┌──

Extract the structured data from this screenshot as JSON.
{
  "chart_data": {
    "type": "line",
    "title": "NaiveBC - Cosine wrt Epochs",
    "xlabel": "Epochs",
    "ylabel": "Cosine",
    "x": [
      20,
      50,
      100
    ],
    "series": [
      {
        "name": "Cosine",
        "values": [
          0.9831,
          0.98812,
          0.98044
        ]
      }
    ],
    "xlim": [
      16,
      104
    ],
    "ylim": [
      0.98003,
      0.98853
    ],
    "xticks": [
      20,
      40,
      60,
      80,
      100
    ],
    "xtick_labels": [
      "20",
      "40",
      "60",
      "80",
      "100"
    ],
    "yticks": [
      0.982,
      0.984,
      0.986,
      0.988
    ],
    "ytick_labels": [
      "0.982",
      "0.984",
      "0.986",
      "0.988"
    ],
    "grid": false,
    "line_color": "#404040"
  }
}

└──

* SET EXERCISE:
Exactly as written, please output every entry.

* WORKED SOLUTION:
Extract the structured data from this screenshot as JSON.
{
  "chart_data": {
    "type": "line",
    "title": "NaiveBC - Cosine wrt Epochs",
    "xlabel": "Epochs",
    "ylabel": "Cosine",
    "x": [
      20,
      50,
      100
    ],
    "series": [
      {
        "name": "Cosine",
        "values": [
          0.9831,
          0.98812,
          0.98044
        ]
      }
    ],
    "xlim": [
      16,
      104
    ],
    "ylim": [
      0.98003,
      0.98853
    ],
    "xticks": [
      20,
      40,
      60,
      80,
      100
    ],
    "xtick_labels": [
      "20",
      "40",
      "60",
      "80",
      "100"
    ],
    "yticks": [
      0.982,
      0.984,
      0.986,
      0.988
    ],
    "ytick_labels": [
      "0.982",
      "0.984",
      "0.986",
      "0.988"
    ],
    "grid": false,
    "line_color": "#404040"
  }
}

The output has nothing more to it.